>> BEGIN
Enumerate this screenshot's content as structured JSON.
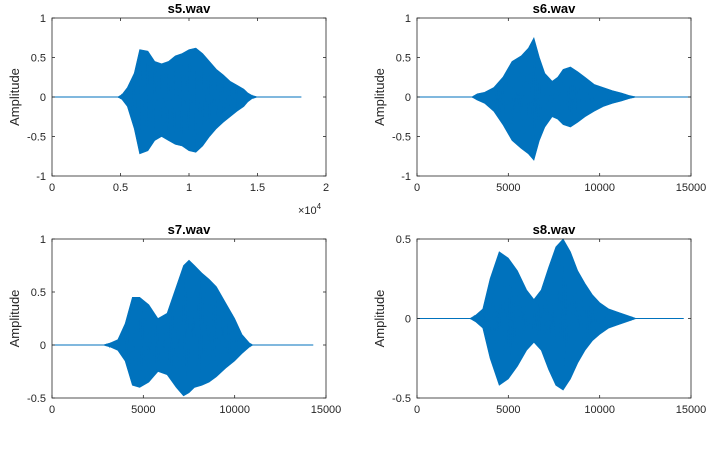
{
  "figure": {
    "background": "#ffffff",
    "line_color": "#0072bd",
    "axis_color": "#262626"
  },
  "chart_data": [
    {
      "type": "line",
      "title": "s5.wav",
      "xlabel": "",
      "ylabel": "Amplitude",
      "xlim": [
        0,
        20000
      ],
      "ylim": [
        -1,
        1
      ],
      "xticks": [
        0,
        5000,
        10000,
        15000,
        20000
      ],
      "xtick_labels": [
        "0",
        "0.5",
        "1",
        "1.5",
        "2"
      ],
      "x_exponent_label": "×10",
      "x_exponent_power": "4",
      "yticks": [
        -1,
        -0.5,
        0,
        0.5,
        1
      ],
      "ytick_labels": [
        "-1",
        "-0.5",
        "0",
        "0.5",
        "1"
      ],
      "series": [
        {
          "color": "#0072bd",
          "x_end": 18200,
          "envelope_x": [
            0,
            4800,
            5100,
            5500,
            6000,
            6400,
            7000,
            7500,
            8000,
            8500,
            9000,
            9500,
            10000,
            10500,
            11000,
            11500,
            12000,
            12500,
            13000,
            13500,
            14000,
            14300,
            14600,
            15000,
            18200
          ],
          "envelope_max": [
            0,
            0,
            0.03,
            0.12,
            0.3,
            0.6,
            0.58,
            0.45,
            0.42,
            0.45,
            0.52,
            0.55,
            0.6,
            0.62,
            0.55,
            0.45,
            0.35,
            0.28,
            0.2,
            0.15,
            0.1,
            0.05,
            0.02,
            0,
            0
          ],
          "envelope_min": [
            0,
            0,
            -0.03,
            -0.12,
            -0.4,
            -0.72,
            -0.68,
            -0.55,
            -0.5,
            -0.55,
            -0.6,
            -0.62,
            -0.68,
            -0.7,
            -0.62,
            -0.5,
            -0.4,
            -0.32,
            -0.25,
            -0.18,
            -0.12,
            -0.06,
            -0.02,
            0,
            0
          ]
        }
      ]
    },
    {
      "type": "line",
      "title": "s6.wav",
      "xlabel": "",
      "ylabel": "Amplitude",
      "xlim": [
        0,
        15000
      ],
      "ylim": [
        -1,
        1
      ],
      "xticks": [
        0,
        5000,
        10000,
        15000
      ],
      "xtick_labels": [
        "0",
        "5000",
        "10000",
        "15000"
      ],
      "yticks": [
        -1,
        -0.5,
        0,
        0.5,
        1
      ],
      "ytick_labels": [
        "-1",
        "-0.5",
        "0",
        "0.5",
        "1"
      ],
      "series": [
        {
          "color": "#0072bd",
          "x_end": 15000,
          "envelope_x": [
            0,
            3000,
            3300,
            3700,
            4200,
            4700,
            5200,
            5700,
            6100,
            6400,
            6700,
            7000,
            7400,
            7700,
            8000,
            8400,
            8800,
            9200,
            9700,
            10200,
            10700,
            11200,
            11600,
            12000,
            15000
          ],
          "envelope_max": [
            0,
            0,
            0.04,
            0.06,
            0.12,
            0.25,
            0.45,
            0.52,
            0.62,
            0.75,
            0.5,
            0.3,
            0.2,
            0.25,
            0.35,
            0.38,
            0.32,
            0.25,
            0.16,
            0.12,
            0.08,
            0.05,
            0.02,
            0,
            0
          ],
          "envelope_min": [
            0,
            0,
            -0.04,
            -0.08,
            -0.18,
            -0.35,
            -0.55,
            -0.65,
            -0.72,
            -0.8,
            -0.55,
            -0.38,
            -0.25,
            -0.28,
            -0.35,
            -0.38,
            -0.32,
            -0.25,
            -0.18,
            -0.12,
            -0.08,
            -0.05,
            -0.02,
            0,
            0
          ]
        }
      ]
    },
    {
      "type": "line",
      "title": "s7.wav",
      "xlabel": "",
      "ylabel": "Amplitude",
      "xlim": [
        0,
        15000
      ],
      "ylim": [
        -0.5,
        1
      ],
      "xticks": [
        0,
        5000,
        10000,
        15000
      ],
      "xtick_labels": [
        "0",
        "5000",
        "10000",
        "15000"
      ],
      "yticks": [
        -0.5,
        0,
        0.5,
        1
      ],
      "ytick_labels": [
        "-0.5",
        "0",
        "0.5",
        "1"
      ],
      "series": [
        {
          "color": "#0072bd",
          "x_end": 14300,
          "envelope_x": [
            0,
            2800,
            3200,
            3600,
            4000,
            4400,
            4800,
            5300,
            5800,
            6300,
            6800,
            7200,
            7500,
            7800,
            8200,
            8600,
            9000,
            9500,
            10000,
            10400,
            10800,
            11000,
            14300
          ],
          "envelope_max": [
            0,
            0,
            0.02,
            0.05,
            0.2,
            0.45,
            0.45,
            0.38,
            0.25,
            0.3,
            0.55,
            0.75,
            0.8,
            0.75,
            0.68,
            0.62,
            0.55,
            0.4,
            0.25,
            0.1,
            0.02,
            0,
            0
          ],
          "envelope_min": [
            0,
            0,
            -0.02,
            -0.05,
            -0.15,
            -0.38,
            -0.4,
            -0.35,
            -0.25,
            -0.28,
            -0.4,
            -0.48,
            -0.45,
            -0.4,
            -0.38,
            -0.35,
            -0.3,
            -0.22,
            -0.15,
            -0.08,
            -0.02,
            0,
            0
          ]
        }
      ]
    },
    {
      "type": "line",
      "title": "s8.wav",
      "xlabel": "",
      "ylabel": "Amplitude",
      "xlim": [
        0,
        15000
      ],
      "ylim": [
        -0.5,
        0.5
      ],
      "xticks": [
        0,
        5000,
        10000,
        15000
      ],
      "xtick_labels": [
        "0",
        "5000",
        "10000",
        "15000"
      ],
      "yticks": [
        -0.5,
        0,
        0.5
      ],
      "ytick_labels": [
        "-0.5",
        "0",
        "0.5"
      ],
      "series": [
        {
          "color": "#0072bd",
          "x_end": 14600,
          "envelope_x": [
            0,
            2900,
            3200,
            3600,
            4000,
            4500,
            5000,
            5500,
            6000,
            6400,
            6800,
            7200,
            7600,
            8000,
            8400,
            8800,
            9200,
            9600,
            10000,
            10500,
            11000,
            11500,
            12000,
            14600
          ],
          "envelope_max": [
            0,
            0,
            0.02,
            0.06,
            0.25,
            0.42,
            0.38,
            0.3,
            0.18,
            0.12,
            0.18,
            0.32,
            0.45,
            0.5,
            0.42,
            0.3,
            0.22,
            0.15,
            0.1,
            0.06,
            0.04,
            0.02,
            0,
            0
          ],
          "envelope_min": [
            0,
            0,
            -0.02,
            -0.06,
            -0.25,
            -0.42,
            -0.38,
            -0.3,
            -0.2,
            -0.15,
            -0.2,
            -0.32,
            -0.42,
            -0.45,
            -0.38,
            -0.28,
            -0.2,
            -0.14,
            -0.1,
            -0.06,
            -0.04,
            -0.02,
            0,
            0
          ]
        }
      ]
    }
  ]
}
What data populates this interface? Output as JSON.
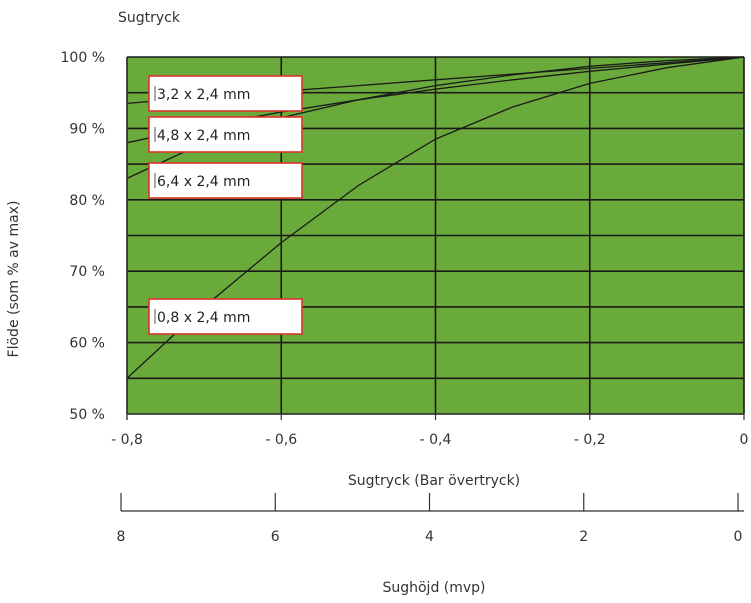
{
  "chart_data": {
    "type": "line",
    "title": "Sugtryck",
    "xlabel": "Sugtryck (Bar övertryck)",
    "ylabel": "Flöde (som % av max)",
    "xlim": [
      -0.8,
      0
    ],
    "ylim": [
      50,
      100
    ],
    "x_ticks": [
      -0.8,
      -0.6,
      -0.4,
      -0.2,
      0
    ],
    "x_tick_labels": [
      "- 0,8",
      "- 0,6",
      "- 0,4",
      "- 0,2",
      "0"
    ],
    "y_ticks": [
      50,
      60,
      70,
      80,
      90,
      100
    ],
    "y_tick_labels": [
      "50 %",
      "60 %",
      "70 %",
      "80 %",
      "90 %",
      "100 %"
    ],
    "grid": true,
    "background_color": "#6aaa3a",
    "line_color": "#1a1a1a",
    "secondary_axis": {
      "label": "Sughöjd (mvp)",
      "ticks": [
        8,
        6,
        4,
        2,
        0
      ],
      "tick_labels": [
        "8",
        "6",
        "4",
        "2",
        "0"
      ]
    },
    "series": [
      {
        "name": "3,2 x 2,4 mm",
        "x": [
          -0.8,
          -0.7,
          -0.6,
          -0.5,
          -0.4,
          -0.3,
          -0.2,
          -0.1,
          0
        ],
        "y": [
          93.5,
          94.4,
          95.2,
          96.0,
          96.8,
          97.6,
          98.4,
          99.2,
          100
        ]
      },
      {
        "name": "4,8 x 2,4 mm",
        "x": [
          -0.8,
          -0.7,
          -0.6,
          -0.5,
          -0.4,
          -0.3,
          -0.2,
          -0.1,
          0
        ],
        "y": [
          88.0,
          90.3,
          92.3,
          94.0,
          95.5,
          96.8,
          98.0,
          99.0,
          100
        ]
      },
      {
        "name": "6,4 x 2,4 mm",
        "x": [
          -0.8,
          -0.7,
          -0.6,
          -0.5,
          -0.4,
          -0.3,
          -0.2,
          -0.1,
          0
        ],
        "y": [
          83.0,
          88.0,
          91.5,
          94.0,
          96.0,
          97.5,
          98.7,
          99.5,
          100
        ]
      },
      {
        "name": "0,8 x 2,4 mm",
        "x": [
          -0.8,
          -0.7,
          -0.6,
          -0.5,
          -0.4,
          -0.3,
          -0.2,
          -0.1,
          0
        ],
        "y": [
          55.0,
          65.0,
          74.0,
          82.0,
          88.5,
          93.0,
          96.3,
          98.5,
          100
        ]
      }
    ],
    "annotations": [
      {
        "series": 0,
        "text": "3,2 x 2,4 mm"
      },
      {
        "series": 1,
        "text": "4,8 x 2,4 mm"
      },
      {
        "series": 2,
        "text": "6,4 x 2,4 mm"
      },
      {
        "series": 3,
        "text": "0,8 x 2,4 mm"
      }
    ]
  }
}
>> END
#### Exercise description:
In the entries above, find every line with the word "text" and list it.

#### Answer for the task:
        "text": "3,2 x 2,4 mm"
        "text": "4,8 x 2,4 mm"
        "text": "6,4 x 2,4 mm"
        "text": "0,8 x 2,4 mm"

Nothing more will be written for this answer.